- [To be done]
Copy out every line that contains "icon".

- [Supplied records]
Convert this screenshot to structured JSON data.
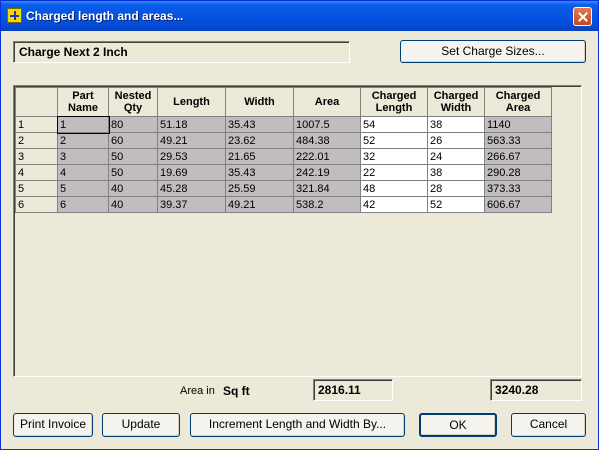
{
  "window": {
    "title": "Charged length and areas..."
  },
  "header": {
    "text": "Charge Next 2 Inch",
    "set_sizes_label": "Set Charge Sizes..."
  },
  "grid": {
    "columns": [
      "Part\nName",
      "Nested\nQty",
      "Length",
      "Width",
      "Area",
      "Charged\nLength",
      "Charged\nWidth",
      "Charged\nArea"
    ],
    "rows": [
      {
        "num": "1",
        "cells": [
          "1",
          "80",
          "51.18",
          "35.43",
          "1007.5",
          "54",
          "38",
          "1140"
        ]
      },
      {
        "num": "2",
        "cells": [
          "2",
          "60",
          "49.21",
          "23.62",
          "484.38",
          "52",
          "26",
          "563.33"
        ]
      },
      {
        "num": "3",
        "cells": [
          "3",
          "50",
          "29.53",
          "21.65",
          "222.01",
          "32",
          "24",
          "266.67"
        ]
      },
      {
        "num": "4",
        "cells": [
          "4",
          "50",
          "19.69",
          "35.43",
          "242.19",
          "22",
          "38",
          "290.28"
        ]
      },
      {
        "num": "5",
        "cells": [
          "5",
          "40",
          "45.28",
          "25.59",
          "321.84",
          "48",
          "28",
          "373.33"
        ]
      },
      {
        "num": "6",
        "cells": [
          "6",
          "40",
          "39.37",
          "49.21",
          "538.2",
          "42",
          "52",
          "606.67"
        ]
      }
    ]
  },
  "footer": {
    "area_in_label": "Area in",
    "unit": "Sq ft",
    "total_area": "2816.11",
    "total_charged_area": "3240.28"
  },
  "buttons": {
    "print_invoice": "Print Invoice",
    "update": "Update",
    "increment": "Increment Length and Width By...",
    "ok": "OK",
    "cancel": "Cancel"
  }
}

==

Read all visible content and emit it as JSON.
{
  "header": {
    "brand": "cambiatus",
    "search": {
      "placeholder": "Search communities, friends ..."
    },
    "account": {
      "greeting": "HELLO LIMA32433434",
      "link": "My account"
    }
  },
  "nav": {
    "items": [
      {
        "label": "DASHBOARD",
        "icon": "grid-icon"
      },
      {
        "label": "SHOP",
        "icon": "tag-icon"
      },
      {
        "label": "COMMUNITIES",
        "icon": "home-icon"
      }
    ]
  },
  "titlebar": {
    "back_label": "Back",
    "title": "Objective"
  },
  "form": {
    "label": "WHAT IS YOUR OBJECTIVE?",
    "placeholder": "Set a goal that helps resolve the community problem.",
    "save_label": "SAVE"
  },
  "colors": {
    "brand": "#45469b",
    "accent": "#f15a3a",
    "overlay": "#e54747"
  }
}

- [Result below]
        "icon": "grid-icon"
        "icon": "tag-icon"
        "icon": "home-icon"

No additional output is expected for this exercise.